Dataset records
-- Start --

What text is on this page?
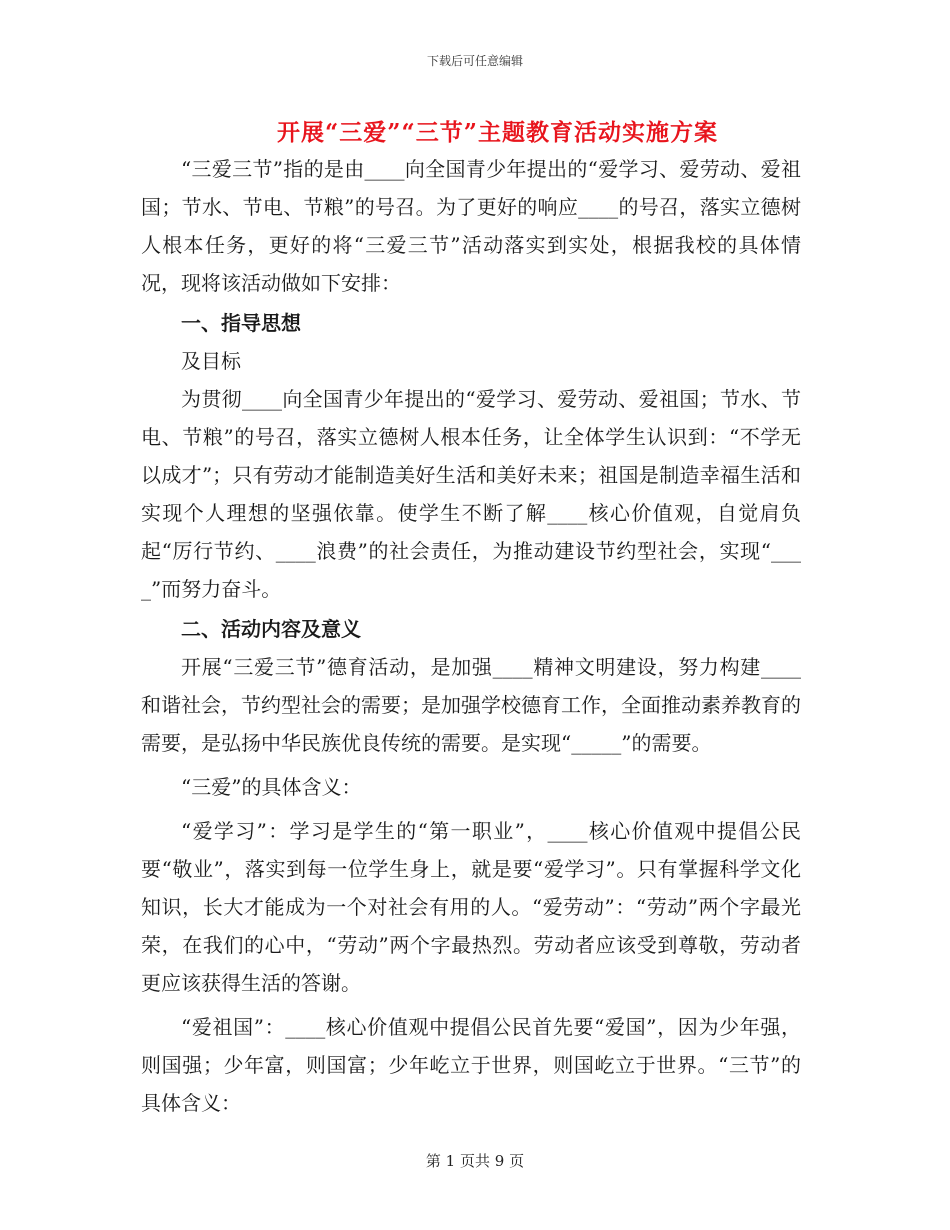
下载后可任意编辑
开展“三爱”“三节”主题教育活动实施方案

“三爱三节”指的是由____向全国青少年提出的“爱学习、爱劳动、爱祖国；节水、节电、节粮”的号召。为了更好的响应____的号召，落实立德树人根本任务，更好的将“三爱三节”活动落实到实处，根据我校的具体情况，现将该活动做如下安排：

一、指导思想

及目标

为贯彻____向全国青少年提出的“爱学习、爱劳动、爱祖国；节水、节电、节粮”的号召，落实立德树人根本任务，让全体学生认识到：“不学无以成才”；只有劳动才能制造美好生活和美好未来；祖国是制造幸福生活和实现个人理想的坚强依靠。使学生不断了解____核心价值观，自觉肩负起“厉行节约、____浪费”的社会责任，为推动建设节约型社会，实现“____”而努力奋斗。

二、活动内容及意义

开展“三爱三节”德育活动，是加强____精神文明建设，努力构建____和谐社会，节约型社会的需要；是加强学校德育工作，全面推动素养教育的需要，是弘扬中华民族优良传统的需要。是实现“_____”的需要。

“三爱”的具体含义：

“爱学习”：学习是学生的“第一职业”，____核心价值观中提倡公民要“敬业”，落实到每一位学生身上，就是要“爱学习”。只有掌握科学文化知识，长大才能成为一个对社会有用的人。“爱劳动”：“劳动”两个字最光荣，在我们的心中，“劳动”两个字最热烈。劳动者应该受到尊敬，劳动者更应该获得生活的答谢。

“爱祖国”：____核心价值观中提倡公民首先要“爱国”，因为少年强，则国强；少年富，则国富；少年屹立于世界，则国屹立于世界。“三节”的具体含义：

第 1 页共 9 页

-- End --
-- Start --

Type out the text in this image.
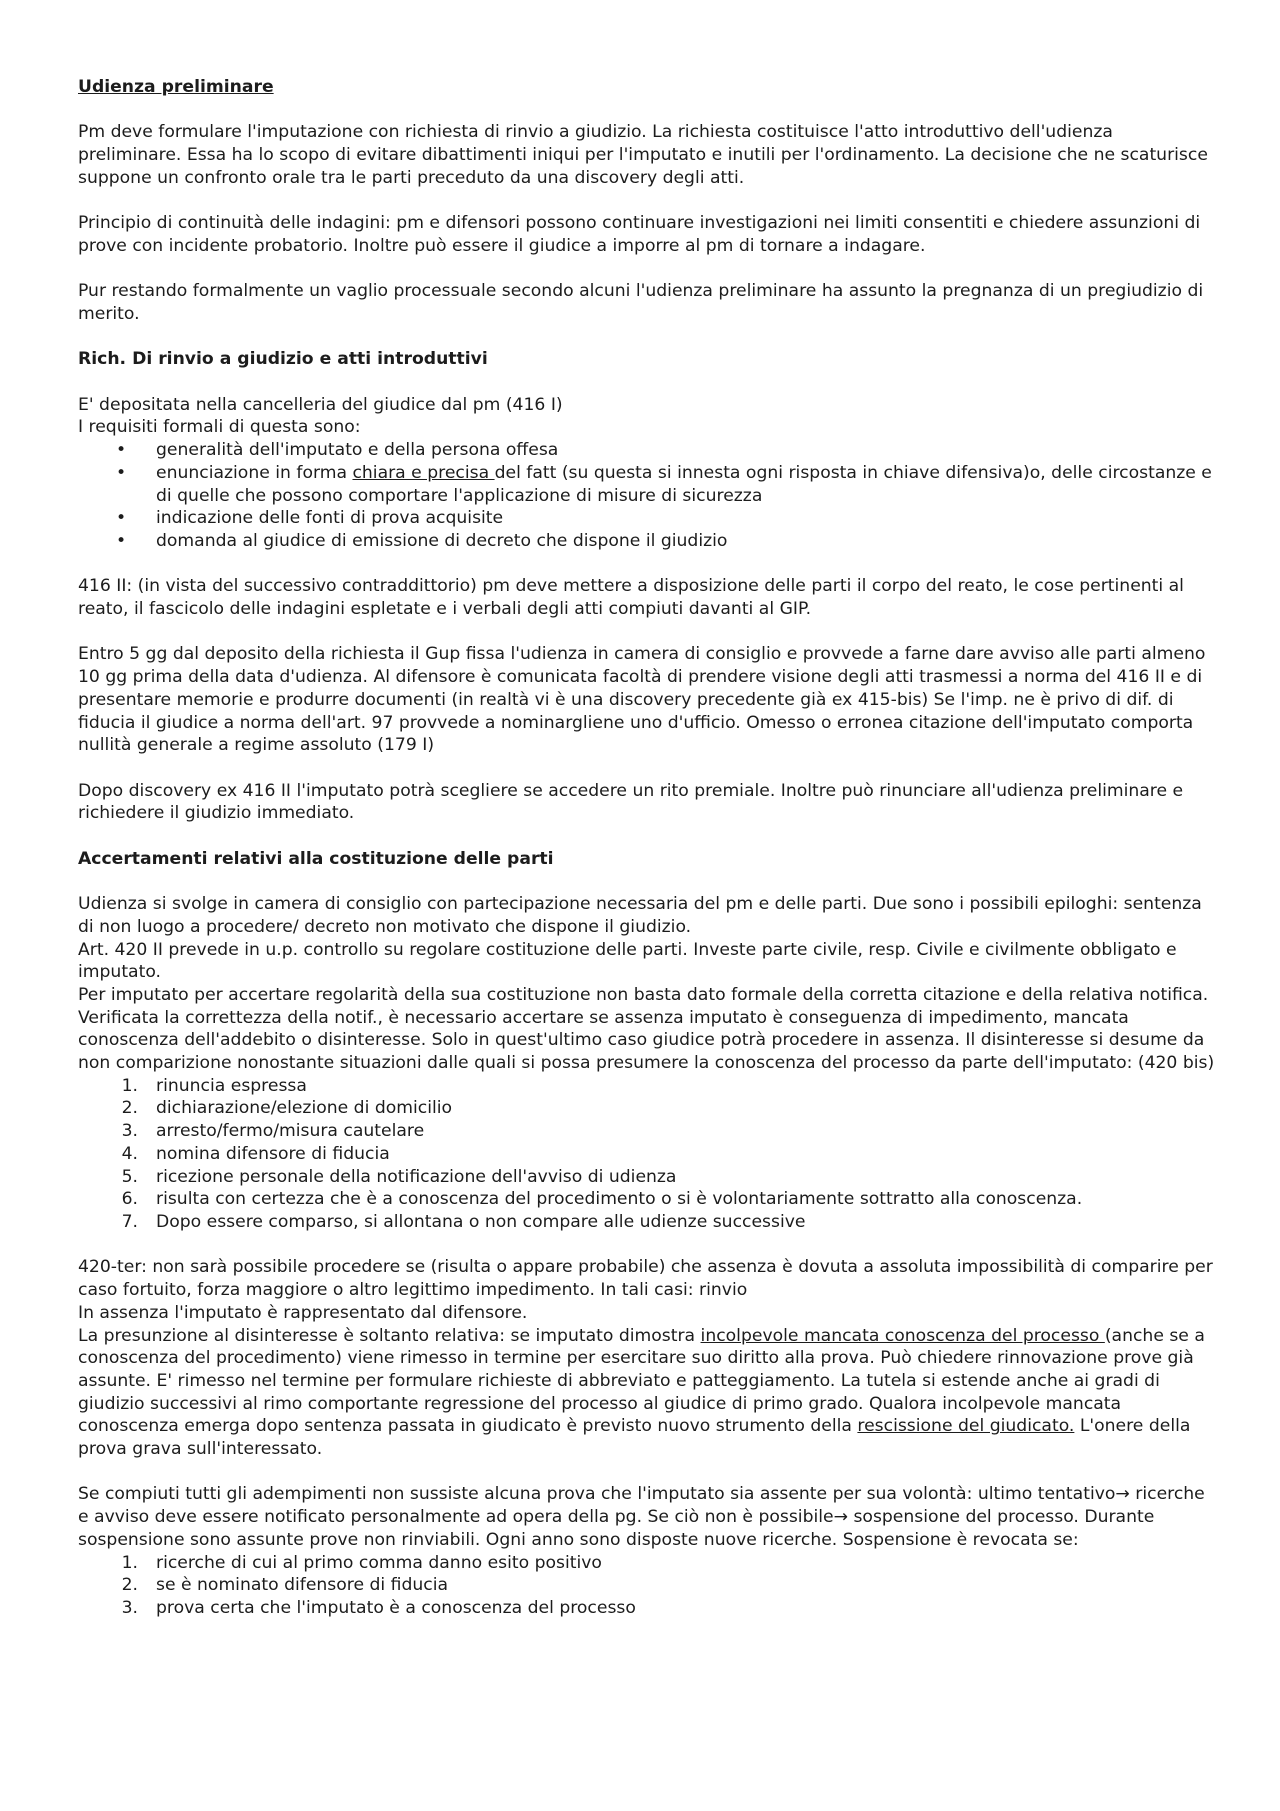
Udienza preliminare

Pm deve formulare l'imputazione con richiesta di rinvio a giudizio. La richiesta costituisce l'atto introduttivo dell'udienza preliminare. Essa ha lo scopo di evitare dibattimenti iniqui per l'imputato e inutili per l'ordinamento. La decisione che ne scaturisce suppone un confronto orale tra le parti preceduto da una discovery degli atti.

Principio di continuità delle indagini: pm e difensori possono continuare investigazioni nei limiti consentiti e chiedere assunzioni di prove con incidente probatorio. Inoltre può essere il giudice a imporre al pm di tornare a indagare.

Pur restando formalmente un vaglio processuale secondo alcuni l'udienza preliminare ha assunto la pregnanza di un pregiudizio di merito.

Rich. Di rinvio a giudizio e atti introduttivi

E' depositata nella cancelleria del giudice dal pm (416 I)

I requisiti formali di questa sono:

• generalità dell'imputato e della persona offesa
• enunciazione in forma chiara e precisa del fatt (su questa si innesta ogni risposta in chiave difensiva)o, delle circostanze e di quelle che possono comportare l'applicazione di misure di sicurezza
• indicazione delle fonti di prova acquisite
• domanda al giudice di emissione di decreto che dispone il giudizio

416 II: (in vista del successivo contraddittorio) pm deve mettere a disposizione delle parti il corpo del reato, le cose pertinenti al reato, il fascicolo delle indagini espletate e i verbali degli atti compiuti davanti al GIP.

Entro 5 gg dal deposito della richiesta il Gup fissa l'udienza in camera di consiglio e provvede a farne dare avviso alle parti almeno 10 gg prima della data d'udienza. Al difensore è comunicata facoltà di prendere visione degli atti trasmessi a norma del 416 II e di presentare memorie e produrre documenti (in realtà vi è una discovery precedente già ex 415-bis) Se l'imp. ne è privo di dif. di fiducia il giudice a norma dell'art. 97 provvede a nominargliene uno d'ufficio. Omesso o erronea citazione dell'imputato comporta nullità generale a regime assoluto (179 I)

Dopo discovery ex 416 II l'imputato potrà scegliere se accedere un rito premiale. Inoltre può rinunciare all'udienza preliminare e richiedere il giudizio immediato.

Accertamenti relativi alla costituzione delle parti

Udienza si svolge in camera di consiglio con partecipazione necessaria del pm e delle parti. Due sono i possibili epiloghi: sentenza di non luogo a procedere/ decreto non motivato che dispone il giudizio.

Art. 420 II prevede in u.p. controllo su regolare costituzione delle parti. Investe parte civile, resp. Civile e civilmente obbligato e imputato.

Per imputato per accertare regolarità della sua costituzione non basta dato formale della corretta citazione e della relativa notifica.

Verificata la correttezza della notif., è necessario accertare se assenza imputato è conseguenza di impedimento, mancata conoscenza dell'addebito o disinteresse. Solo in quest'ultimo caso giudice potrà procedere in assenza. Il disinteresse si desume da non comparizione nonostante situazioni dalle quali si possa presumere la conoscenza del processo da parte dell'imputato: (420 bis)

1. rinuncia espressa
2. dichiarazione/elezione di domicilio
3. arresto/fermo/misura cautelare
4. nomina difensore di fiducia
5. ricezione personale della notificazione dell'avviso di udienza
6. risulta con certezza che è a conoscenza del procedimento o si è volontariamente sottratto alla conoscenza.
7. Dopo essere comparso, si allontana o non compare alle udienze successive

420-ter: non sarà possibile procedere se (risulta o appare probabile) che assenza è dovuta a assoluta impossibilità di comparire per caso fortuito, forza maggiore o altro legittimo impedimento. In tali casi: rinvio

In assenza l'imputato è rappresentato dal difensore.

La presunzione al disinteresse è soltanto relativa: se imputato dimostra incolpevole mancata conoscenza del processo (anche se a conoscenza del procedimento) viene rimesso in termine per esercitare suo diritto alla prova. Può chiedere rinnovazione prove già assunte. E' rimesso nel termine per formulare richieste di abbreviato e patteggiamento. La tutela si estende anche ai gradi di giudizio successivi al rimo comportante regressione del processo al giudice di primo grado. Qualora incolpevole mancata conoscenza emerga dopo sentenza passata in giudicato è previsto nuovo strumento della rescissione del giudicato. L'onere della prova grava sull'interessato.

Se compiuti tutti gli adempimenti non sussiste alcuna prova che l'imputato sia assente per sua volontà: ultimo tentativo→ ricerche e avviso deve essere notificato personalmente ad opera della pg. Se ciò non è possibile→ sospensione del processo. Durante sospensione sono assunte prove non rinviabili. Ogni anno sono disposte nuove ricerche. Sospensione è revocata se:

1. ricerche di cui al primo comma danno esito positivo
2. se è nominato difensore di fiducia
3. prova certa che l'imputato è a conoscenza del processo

-- End --
-- Start --

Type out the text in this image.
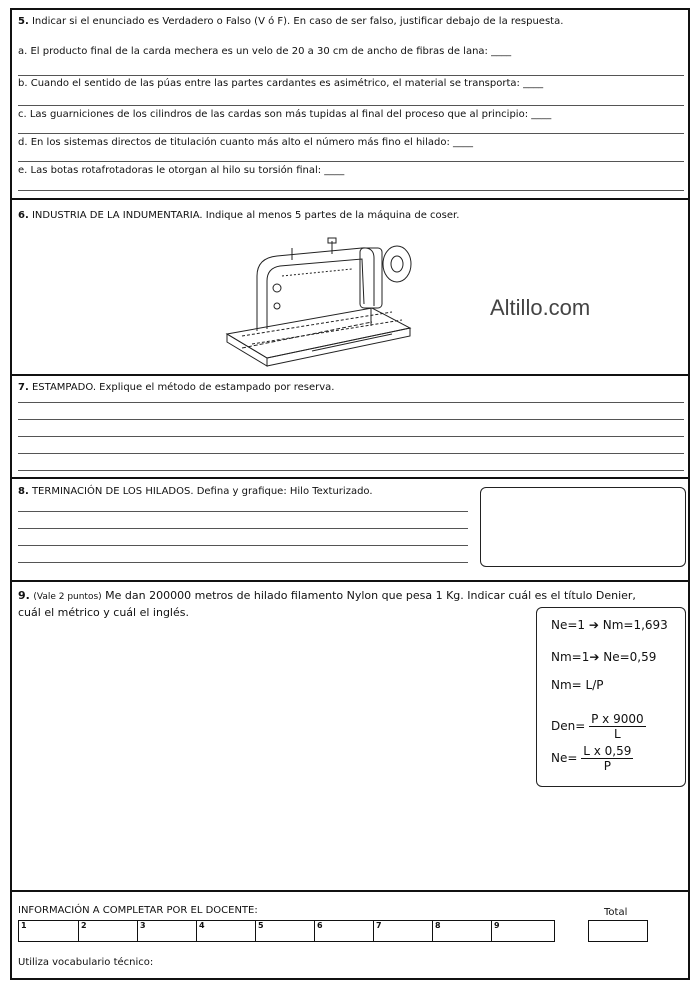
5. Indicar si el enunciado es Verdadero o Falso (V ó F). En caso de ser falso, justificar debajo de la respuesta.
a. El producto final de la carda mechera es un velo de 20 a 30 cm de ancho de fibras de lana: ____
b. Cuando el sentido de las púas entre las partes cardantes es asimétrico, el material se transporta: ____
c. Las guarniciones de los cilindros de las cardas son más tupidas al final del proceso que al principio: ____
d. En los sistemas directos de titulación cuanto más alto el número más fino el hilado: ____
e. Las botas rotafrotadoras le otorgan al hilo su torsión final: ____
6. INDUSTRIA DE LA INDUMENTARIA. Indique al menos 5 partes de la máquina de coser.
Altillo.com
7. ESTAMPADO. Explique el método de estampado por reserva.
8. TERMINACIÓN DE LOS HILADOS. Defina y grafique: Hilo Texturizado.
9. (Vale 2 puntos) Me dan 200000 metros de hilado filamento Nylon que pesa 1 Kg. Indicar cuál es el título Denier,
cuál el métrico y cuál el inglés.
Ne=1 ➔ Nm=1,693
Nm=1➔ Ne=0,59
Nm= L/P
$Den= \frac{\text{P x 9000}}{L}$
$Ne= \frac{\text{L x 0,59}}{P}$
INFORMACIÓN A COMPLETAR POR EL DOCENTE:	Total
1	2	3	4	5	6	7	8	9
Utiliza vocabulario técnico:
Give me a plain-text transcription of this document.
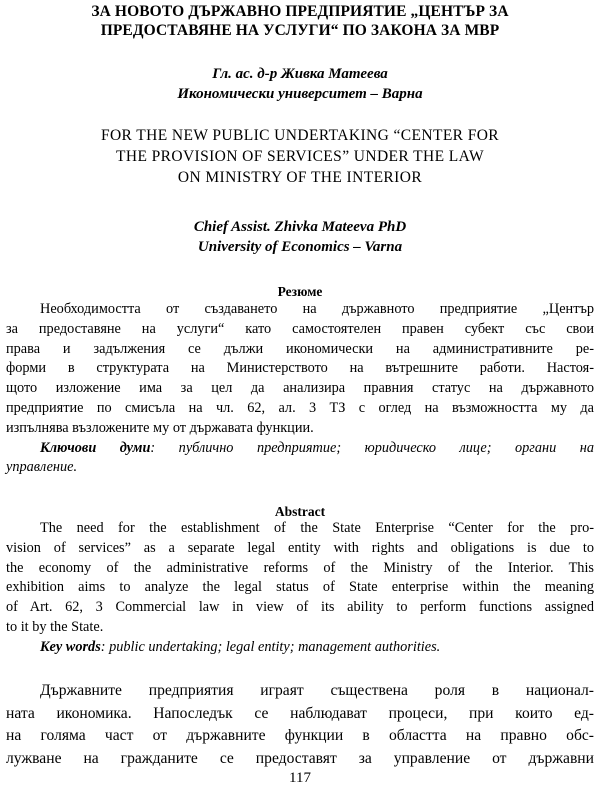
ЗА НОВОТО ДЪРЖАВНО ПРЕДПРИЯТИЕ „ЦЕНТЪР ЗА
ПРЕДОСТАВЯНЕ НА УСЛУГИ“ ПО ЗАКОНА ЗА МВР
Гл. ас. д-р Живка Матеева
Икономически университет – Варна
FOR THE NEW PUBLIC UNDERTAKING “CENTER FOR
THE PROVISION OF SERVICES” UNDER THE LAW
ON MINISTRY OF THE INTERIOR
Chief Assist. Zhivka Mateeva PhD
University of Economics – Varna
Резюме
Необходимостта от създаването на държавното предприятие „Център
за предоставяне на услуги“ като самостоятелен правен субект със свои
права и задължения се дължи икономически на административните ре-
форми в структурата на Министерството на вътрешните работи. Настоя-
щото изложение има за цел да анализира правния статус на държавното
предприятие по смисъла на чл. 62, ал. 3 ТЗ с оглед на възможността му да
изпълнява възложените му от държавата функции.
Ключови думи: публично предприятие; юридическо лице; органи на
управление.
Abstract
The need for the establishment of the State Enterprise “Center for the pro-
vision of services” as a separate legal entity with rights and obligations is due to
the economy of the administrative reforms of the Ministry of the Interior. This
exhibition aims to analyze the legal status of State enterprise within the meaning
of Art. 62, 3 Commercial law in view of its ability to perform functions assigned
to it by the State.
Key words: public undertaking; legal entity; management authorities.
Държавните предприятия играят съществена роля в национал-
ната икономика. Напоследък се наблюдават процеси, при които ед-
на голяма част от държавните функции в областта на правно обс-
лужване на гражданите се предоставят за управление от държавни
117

-- End --

Task goal: Find "conoscenza". Copy every line it occurs in.

The output:
Verificata la correttezza della notif., è necessario accertare se assenza imputato è conseguenza di impedimento, mancata conoscenza dell'addebito o disinteresse. Solo in quest'ultimo caso giudice potrà procedere in assenza. Il disinteresse si desume da non comparizione nonostante situazioni dalle quali si possa presumere la conoscenza del processo da parte dell'imputato: (420 bis)
6. risulta con certezza che è a conoscenza del procedimento o si è volontariamente sottratto alla conoscenza.
La presunzione al disinteresse è soltanto relativa: se imputato dimostra incolpevole mancata conoscenza del processo (anche se a conoscenza del procedimento) viene rimesso in termine per esercitare suo diritto alla prova. Può chiedere rinnovazione prove già assunte. E' rimesso nel termine per formulare richieste di abbreviato e patteggiamento. La tutela si estende anche ai gradi di giudizio successivi al rimo comportante regressione del processo al giudice di primo grado. Qualora incolpevole mancata conoscenza emerga dopo sentenza passata in giudicato è previsto nuovo strumento della rescissione del giudicato. L'onere della prova grava sull'interessato.
3. prova certa che l'imputato è a conoscenza del processo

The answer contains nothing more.